>>>

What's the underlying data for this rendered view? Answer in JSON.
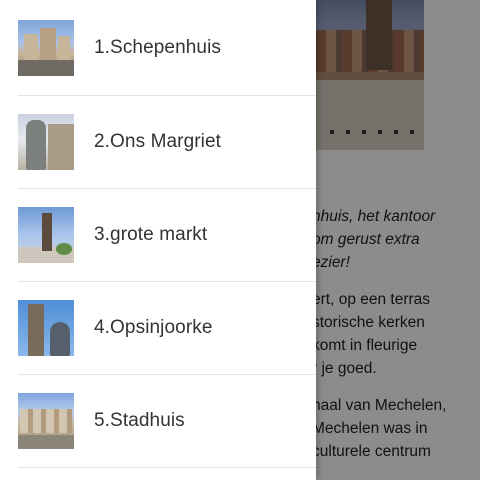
{
  "menu": {
    "items": [
      {
        "label": "1.Schepenhuis"
      },
      {
        "label": "2.Ons Margriet"
      },
      {
        "label": "3.grote markt"
      },
      {
        "label": "4.Opsinjoorke"
      },
      {
        "label": "5.Stadhuis"
      }
    ]
  },
  "background": {
    "text_italic": "nhuis, het kantoor\nom gerust extra\nezier!",
    "text_para1": "ert, op een terras\nstorische kerken\nkomt in fleurige\nr je goed.",
    "text_para2": "haal van Mechelen,\nMechelen was in\nculturele centrum"
  },
  "colors": {
    "scrim": "#000000",
    "drawer_bg": "#ffffff",
    "label_text": "#333333"
  }
}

<<<

Pictures are not part of the copy; output everything else in the records exactly.

Solution for this problem —
What's the underlying data for this rendered view? Answer in JSON.
{
  "menu": {
    "items": [
      {
        "label": "1.Schepenhuis"
      },
      {
        "label": "2.Ons Margriet"
      },
      {
        "label": "3.grote markt"
      },
      {
        "label": "4.Opsinjoorke"
      },
      {
        "label": "5.Stadhuis"
      }
    ]
  },
  "background": {
    "text_italic": "nhuis, het kantoor\nom gerust extra\nezier!",
    "text_para1": "ert, op een terras\nstorische kerken\nkomt in fleurige\nr je goed.",
    "text_para2": "haal van Mechelen,\nMechelen was in\nculturele centrum"
  },
  "colors": {
    "scrim": "#000000",
    "drawer_bg": "#ffffff",
    "label_text": "#333333"
  }
}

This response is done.